>> begin Data extract

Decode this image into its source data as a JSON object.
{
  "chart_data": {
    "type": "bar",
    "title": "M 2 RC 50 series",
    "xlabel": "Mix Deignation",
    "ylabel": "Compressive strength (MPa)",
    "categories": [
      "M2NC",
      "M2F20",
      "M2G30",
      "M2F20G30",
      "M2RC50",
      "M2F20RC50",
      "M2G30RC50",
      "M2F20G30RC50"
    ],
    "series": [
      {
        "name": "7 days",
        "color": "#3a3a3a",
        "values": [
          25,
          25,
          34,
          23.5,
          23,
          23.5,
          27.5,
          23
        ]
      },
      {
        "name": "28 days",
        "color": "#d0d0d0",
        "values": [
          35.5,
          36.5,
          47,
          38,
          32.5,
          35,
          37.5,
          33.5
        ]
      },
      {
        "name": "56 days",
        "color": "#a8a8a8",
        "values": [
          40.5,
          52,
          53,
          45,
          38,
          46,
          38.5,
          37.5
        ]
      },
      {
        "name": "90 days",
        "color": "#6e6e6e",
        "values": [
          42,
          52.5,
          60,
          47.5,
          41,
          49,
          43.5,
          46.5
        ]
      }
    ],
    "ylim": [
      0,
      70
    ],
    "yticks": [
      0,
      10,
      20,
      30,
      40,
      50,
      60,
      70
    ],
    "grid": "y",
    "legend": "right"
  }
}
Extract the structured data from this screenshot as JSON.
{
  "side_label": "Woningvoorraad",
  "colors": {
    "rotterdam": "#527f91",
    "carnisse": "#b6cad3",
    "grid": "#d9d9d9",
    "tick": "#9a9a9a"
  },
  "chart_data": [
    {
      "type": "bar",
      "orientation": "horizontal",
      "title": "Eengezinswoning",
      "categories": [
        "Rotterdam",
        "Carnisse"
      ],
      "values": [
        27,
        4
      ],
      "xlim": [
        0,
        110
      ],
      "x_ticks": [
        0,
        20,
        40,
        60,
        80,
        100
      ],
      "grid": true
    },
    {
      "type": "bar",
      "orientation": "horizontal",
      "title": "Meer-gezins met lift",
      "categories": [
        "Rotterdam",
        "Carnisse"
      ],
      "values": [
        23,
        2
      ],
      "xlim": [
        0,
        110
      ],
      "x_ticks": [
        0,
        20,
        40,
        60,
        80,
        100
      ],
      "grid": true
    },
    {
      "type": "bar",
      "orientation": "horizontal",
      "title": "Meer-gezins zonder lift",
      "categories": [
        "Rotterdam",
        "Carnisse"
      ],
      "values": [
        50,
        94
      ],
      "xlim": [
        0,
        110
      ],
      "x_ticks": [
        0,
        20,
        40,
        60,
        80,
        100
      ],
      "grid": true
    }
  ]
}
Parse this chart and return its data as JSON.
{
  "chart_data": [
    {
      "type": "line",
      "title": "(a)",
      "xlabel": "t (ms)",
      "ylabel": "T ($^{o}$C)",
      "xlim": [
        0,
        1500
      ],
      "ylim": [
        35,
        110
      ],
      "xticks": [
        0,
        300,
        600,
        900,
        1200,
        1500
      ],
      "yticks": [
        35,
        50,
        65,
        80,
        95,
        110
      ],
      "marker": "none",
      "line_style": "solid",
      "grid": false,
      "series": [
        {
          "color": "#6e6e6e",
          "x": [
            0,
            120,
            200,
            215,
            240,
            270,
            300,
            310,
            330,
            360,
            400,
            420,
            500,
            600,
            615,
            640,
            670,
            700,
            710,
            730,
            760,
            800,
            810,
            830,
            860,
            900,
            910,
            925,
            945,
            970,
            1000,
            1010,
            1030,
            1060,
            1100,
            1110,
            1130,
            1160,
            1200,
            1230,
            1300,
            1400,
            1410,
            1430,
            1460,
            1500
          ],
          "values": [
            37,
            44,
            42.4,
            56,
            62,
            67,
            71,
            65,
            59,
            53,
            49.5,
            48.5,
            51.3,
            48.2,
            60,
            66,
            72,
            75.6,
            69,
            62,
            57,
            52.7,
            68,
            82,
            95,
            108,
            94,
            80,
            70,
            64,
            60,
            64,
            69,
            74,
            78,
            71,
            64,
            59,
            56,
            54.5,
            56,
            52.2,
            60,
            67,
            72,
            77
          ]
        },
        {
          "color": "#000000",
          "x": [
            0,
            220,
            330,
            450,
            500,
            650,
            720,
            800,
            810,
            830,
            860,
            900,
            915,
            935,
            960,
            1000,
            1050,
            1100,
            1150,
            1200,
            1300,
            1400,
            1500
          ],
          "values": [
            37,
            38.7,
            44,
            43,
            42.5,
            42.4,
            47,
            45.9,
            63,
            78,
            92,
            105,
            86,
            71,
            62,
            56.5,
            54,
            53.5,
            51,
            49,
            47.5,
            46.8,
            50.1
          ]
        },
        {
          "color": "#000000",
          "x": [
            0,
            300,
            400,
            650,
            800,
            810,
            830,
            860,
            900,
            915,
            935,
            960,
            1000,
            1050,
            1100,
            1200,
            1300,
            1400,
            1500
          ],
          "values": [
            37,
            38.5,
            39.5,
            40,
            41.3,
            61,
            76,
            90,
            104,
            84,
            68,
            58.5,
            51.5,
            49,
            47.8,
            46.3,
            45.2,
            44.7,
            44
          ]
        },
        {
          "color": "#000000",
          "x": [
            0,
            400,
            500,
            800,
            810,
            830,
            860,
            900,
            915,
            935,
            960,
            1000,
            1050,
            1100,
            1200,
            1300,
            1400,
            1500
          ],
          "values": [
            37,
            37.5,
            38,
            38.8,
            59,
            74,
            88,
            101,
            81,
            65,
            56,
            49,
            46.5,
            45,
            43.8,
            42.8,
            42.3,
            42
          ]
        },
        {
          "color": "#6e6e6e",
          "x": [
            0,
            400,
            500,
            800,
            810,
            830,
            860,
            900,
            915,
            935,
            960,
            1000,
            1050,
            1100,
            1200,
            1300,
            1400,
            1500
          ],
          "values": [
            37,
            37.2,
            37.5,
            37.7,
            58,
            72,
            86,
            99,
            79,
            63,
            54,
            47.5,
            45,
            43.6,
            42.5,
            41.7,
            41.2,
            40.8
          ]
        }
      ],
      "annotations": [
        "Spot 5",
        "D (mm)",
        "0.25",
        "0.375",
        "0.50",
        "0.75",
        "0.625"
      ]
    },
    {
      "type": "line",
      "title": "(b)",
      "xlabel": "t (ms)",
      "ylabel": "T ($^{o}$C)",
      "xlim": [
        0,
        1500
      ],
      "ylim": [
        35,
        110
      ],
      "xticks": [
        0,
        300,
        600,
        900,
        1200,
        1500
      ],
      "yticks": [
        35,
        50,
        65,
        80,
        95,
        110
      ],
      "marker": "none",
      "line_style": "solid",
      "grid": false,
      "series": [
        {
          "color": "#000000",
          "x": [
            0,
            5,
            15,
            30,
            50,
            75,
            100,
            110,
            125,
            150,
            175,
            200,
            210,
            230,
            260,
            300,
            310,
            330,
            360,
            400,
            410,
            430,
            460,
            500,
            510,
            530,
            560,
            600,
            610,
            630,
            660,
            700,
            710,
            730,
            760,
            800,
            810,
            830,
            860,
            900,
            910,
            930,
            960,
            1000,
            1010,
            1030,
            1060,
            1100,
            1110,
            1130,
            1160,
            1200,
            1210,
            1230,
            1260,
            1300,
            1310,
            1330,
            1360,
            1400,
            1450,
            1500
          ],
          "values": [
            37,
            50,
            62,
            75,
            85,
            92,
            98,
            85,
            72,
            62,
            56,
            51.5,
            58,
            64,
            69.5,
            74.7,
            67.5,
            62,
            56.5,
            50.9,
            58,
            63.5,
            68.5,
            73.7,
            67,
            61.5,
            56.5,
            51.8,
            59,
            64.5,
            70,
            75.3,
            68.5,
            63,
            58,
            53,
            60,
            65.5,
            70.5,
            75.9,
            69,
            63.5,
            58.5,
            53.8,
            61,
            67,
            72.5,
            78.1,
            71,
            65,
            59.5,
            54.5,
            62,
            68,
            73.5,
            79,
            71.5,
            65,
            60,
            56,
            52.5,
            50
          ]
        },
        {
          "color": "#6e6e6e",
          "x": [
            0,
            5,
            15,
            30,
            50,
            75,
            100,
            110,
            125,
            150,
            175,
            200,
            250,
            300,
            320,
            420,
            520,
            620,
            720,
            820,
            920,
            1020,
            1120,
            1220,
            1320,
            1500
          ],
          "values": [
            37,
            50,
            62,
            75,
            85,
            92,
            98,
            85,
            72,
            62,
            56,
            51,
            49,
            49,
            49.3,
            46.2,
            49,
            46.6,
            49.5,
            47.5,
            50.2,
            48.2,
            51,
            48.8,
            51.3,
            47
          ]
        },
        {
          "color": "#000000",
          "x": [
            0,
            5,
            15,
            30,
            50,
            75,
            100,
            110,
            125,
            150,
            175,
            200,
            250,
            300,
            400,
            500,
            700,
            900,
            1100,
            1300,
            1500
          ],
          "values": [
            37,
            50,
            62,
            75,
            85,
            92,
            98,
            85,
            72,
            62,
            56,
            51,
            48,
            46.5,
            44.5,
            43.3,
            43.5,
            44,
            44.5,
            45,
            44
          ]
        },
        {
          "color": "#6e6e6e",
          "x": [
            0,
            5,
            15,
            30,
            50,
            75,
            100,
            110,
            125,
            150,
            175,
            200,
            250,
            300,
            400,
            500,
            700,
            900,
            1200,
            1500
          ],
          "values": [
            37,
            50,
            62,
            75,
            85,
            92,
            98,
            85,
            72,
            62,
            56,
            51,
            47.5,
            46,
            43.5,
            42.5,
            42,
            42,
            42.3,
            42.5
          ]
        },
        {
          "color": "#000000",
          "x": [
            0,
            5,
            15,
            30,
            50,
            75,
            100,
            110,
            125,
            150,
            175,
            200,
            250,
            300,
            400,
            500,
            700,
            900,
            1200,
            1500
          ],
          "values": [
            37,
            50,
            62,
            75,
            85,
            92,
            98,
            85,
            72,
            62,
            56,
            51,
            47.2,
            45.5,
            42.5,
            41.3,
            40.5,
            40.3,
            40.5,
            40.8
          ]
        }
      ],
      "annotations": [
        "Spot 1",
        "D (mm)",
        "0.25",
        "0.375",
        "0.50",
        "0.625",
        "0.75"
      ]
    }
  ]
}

>> end Data extract

### Written task
Copy every line in the listing above where the string "lift" turns up.

### Answer in full
      "title": "Meer-gezins met lift",
      "title": "Meer-gezins zonder lift",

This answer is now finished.